> **Do this**:
Only the pictures are to be left out; set down the rest of the records exactly.

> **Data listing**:
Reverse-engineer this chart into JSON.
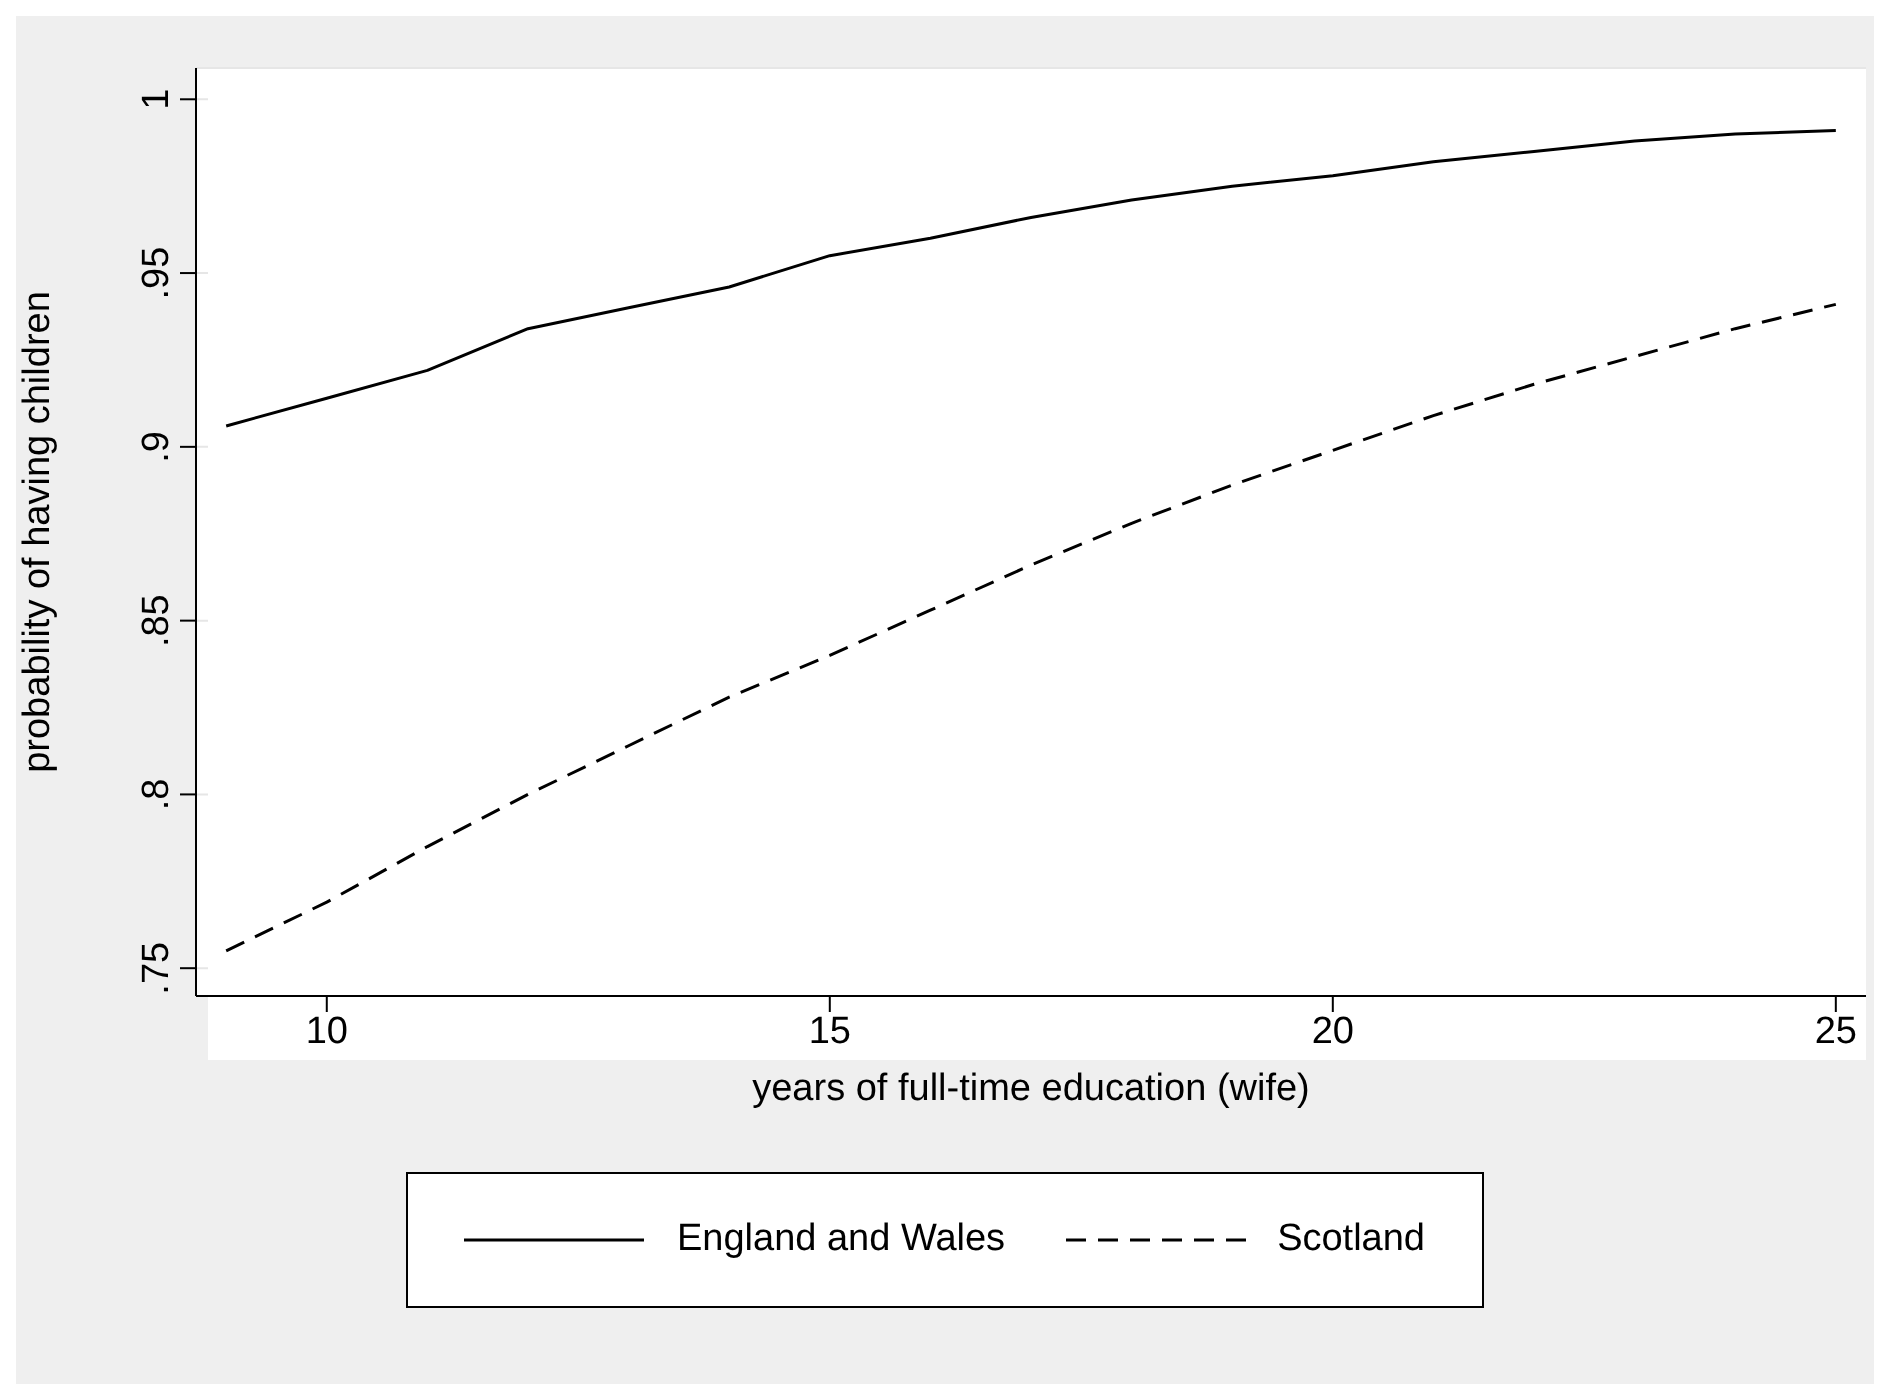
{
  "chart_data": {
    "type": "line",
    "xlabel": "years of full-time education (wife)",
    "ylabel": "probability of having children",
    "x": [
      9,
      10,
      11,
      12,
      13,
      14,
      15,
      16,
      17,
      18,
      19,
      20,
      21,
      22,
      23,
      24,
      25
    ],
    "series": [
      {
        "name": "England and Wales",
        "color": "#000000",
        "line_style": "solid",
        "values": [
          0.906,
          0.914,
          0.922,
          0.934,
          0.94,
          0.946,
          0.955,
          0.96,
          0.966,
          0.971,
          0.975,
          0.978,
          0.982,
          0.985,
          0.988,
          0.99,
          0.991
        ]
      },
      {
        "name": "Scotland",
        "color": "#000000",
        "line_style": "dashed",
        "values": [
          0.755,
          0.769,
          0.785,
          0.8,
          0.814,
          0.828,
          0.84,
          0.853,
          0.866,
          0.878,
          0.889,
          0.899,
          0.909,
          0.918,
          0.926,
          0.934,
          0.941
        ]
      }
    ],
    "xlim": [
      8.7,
      25.3
    ],
    "xticks": [
      10,
      15,
      20,
      25
    ],
    "ylim": [
      0.742,
      1.009
    ],
    "yticks": [
      {
        "value": 0.75,
        "label": ".75"
      },
      {
        "value": 0.8,
        "label": ".8"
      },
      {
        "value": 0.85,
        "label": ".85"
      },
      {
        "value": 0.9,
        "label": ".9"
      },
      {
        "value": 0.95,
        "label": ".95"
      },
      {
        "value": 1,
        "label": "1"
      }
    ],
    "grid": "y",
    "legend": "bottom",
    "marker": "none"
  }
}
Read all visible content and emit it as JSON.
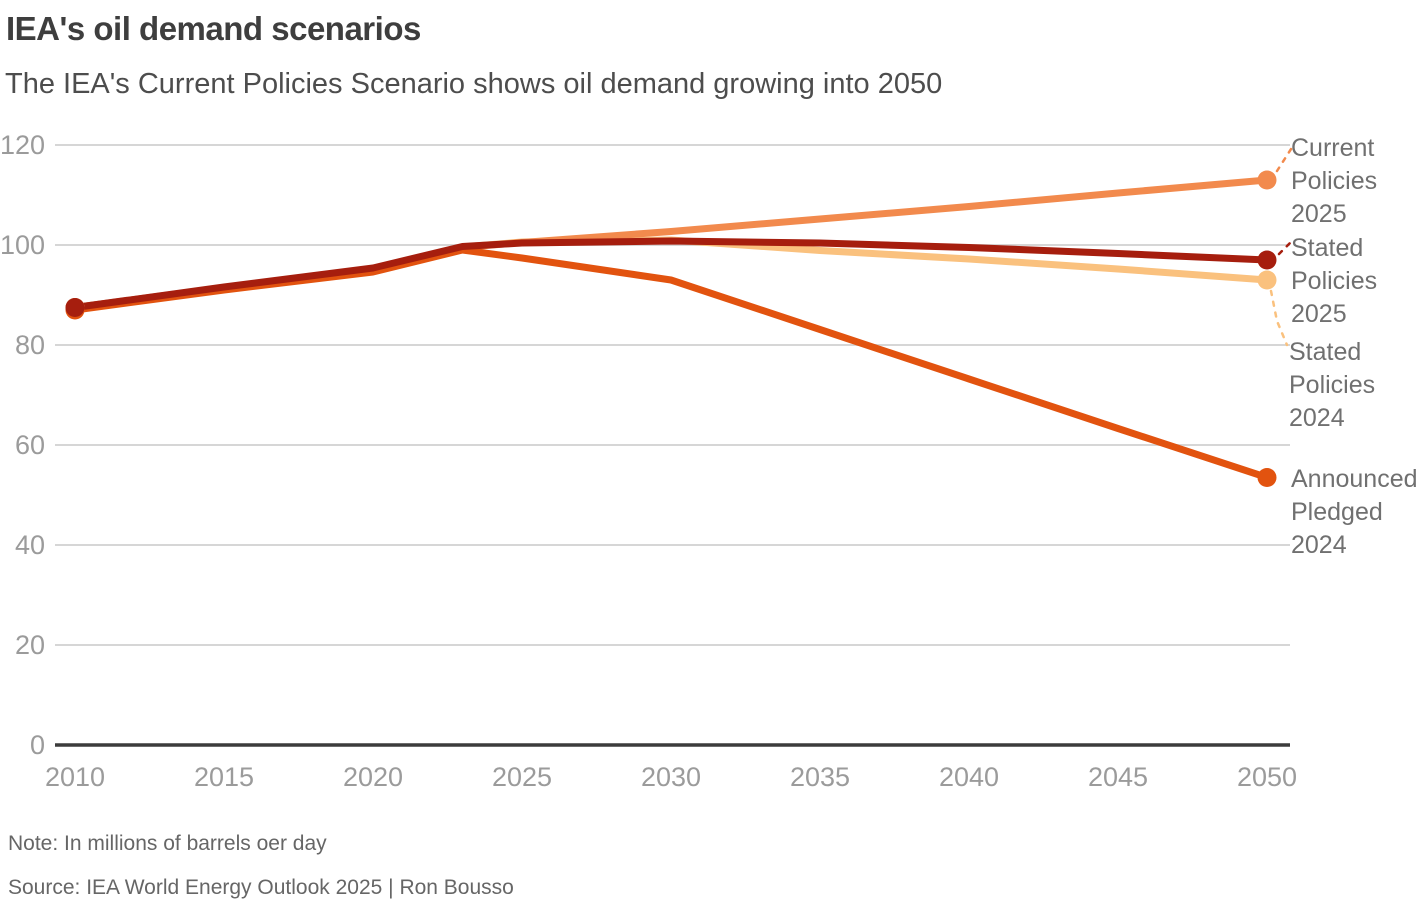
{
  "header": {
    "title": "IEA's oil demand scenarios",
    "subtitle": "The IEA's Current Policies Scenario shows oil demand growing into 2050"
  },
  "notes": {
    "note": "Note: In millions of barrels oer day",
    "source": "Source: IEA World Energy Outlook 2025 | Ron Bousso"
  },
  "colors": {
    "grid": "#d6d6d6",
    "axis": "#3c3c3c",
    "tick_label": "#9b9b9b",
    "annotation_text": "#707070"
  },
  "chart_data": {
    "type": "line",
    "title": "IEA's oil demand scenarios",
    "subtitle": "The IEA's Current Policies Scenario shows oil demand growing into 2050",
    "xlabel": "",
    "ylabel": "",
    "xlim": [
      2010,
      2050
    ],
    "ylim": [
      0,
      120
    ],
    "x_ticks": [
      2010,
      2015,
      2020,
      2025,
      2030,
      2035,
      2040,
      2045,
      2050
    ],
    "y_ticks": [
      0,
      20,
      40,
      60,
      80,
      100,
      120
    ],
    "grid": "horizontal",
    "legend_position": "right-edge-annotations",
    "x": [
      2010,
      2015,
      2020,
      2023,
      2025,
      2030,
      2035,
      2040,
      2045,
      2050
    ],
    "series": [
      {
        "name": "Stated Policies 2024",
        "color": "#FAC17E",
        "values": [
          87.5,
          91.5,
          95.2,
          99.6,
          100.6,
          101.0,
          98.9,
          97.2,
          95.2,
          93.0
        ]
      },
      {
        "name": "Current Policies 2025",
        "color": "#F28A4D",
        "values": [
          87.5,
          91.5,
          95.2,
          99.5,
          100.5,
          102.7,
          105.2,
          107.7,
          110.4,
          113.0
        ]
      },
      {
        "name": "Announced Pledged 2024",
        "color": "#E2530F",
        "values": [
          87.0,
          91.0,
          94.6,
          99.0,
          97.4,
          93.0,
          83.1,
          73.2,
          63.3,
          53.5
        ]
      },
      {
        "name": "Stated Policies 2025",
        "color": "#A61E0E",
        "values": [
          87.5,
          91.6,
          95.4,
          99.7,
          100.4,
          100.8,
          100.4,
          99.5,
          98.3,
          97.0
        ]
      }
    ]
  }
}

> **Written solution**:
Reverse-engineer this chart into JSON.
{
  "chart_data": {
    "type": "line",
    "xlabel": "years of full-time education (wife)",
    "ylabel": "probability of having children",
    "x": [
      9,
      10,
      11,
      12,
      13,
      14,
      15,
      16,
      17,
      18,
      19,
      20,
      21,
      22,
      23,
      24,
      25
    ],
    "series": [
      {
        "name": "England and Wales",
        "color": "#000000",
        "line_style": "solid",
        "values": [
          0.906,
          0.914,
          0.922,
          0.934,
          0.94,
          0.946,
          0.955,
          0.96,
          0.966,
          0.971,
          0.975,
          0.978,
          0.982,
          0.985,
          0.988,
          0.99,
          0.991
        ]
      },
      {
        "name": "Scotland",
        "color": "#000000",
        "line_style": "dashed",
        "values": [
          0.755,
          0.769,
          0.785,
          0.8,
          0.814,
          0.828,
          0.84,
          0.853,
          0.866,
          0.878,
          0.889,
          0.899,
          0.909,
          0.918,
          0.926,
          0.934,
          0.941
        ]
      }
    ],
    "xlim": [
      8.7,
      25.3
    ],
    "xticks": [
      10,
      15,
      20,
      25
    ],
    "ylim": [
      0.742,
      1.009
    ],
    "yticks": [
      {
        "value": 0.75,
        "label": ".75"
      },
      {
        "value": 0.8,
        "label": ".8"
      },
      {
        "value": 0.85,
        "label": ".85"
      },
      {
        "value": 0.9,
        "label": ".9"
      },
      {
        "value": 0.95,
        "label": ".95"
      },
      {
        "value": 1,
        "label": "1"
      }
    ],
    "grid": "y",
    "legend": "bottom",
    "marker": "none"
  }
}
Read all visible content and emit it as JSON.
{
  "header": {
    "title": "IEA's oil demand scenarios",
    "subtitle": "The IEA's Current Policies Scenario shows oil demand growing into 2050"
  },
  "notes": {
    "note": "Note: In millions of barrels oer day",
    "source": "Source: IEA World Energy Outlook 2025 | Ron Bousso"
  },
  "colors": {
    "grid": "#d6d6d6",
    "axis": "#3c3c3c",
    "tick_label": "#9b9b9b",
    "annotation_text": "#707070"
  },
  "chart_data": {
    "type": "line",
    "title": "IEA's oil demand scenarios",
    "subtitle": "The IEA's Current Policies Scenario shows oil demand growing into 2050",
    "xlabel": "",
    "ylabel": "",
    "xlim": [
      2010,
      2050
    ],
    "ylim": [
      0,
      120
    ],
    "x_ticks": [
      2010,
      2015,
      2020,
      2025,
      2030,
      2035,
      2040,
      2045,
      2050
    ],
    "y_ticks": [
      0,
      20,
      40,
      60,
      80,
      100,
      120
    ],
    "grid": "horizontal",
    "legend_position": "right-edge-annotations",
    "x": [
      2010,
      2015,
      2020,
      2023,
      2025,
      2030,
      2035,
      2040,
      2045,
      2050
    ],
    "series": [
      {
        "name": "Stated Policies 2024",
        "color": "#FAC17E",
        "values": [
          87.5,
          91.5,
          95.2,
          99.6,
          100.6,
          101.0,
          98.9,
          97.2,
          95.2,
          93.0
        ]
      },
      {
        "name": "Current Policies 2025",
        "color": "#F28A4D",
        "values": [
          87.5,
          91.5,
          95.2,
          99.5,
          100.5,
          102.7,
          105.2,
          107.7,
          110.4,
          113.0
        ]
      },
      {
        "name": "Announced Pledged 2024",
        "color": "#E2530F",
        "values": [
          87.0,
          91.0,
          94.6,
          99.0,
          97.4,
          93.0,
          83.1,
          73.2,
          63.3,
          53.5
        ]
      },
      {
        "name": "Stated Policies 2025",
        "color": "#A61E0E",
        "values": [
          87.5,
          91.6,
          95.4,
          99.7,
          100.4,
          100.8,
          100.4,
          99.5,
          98.3,
          97.0
        ]
      }
    ]
  }
}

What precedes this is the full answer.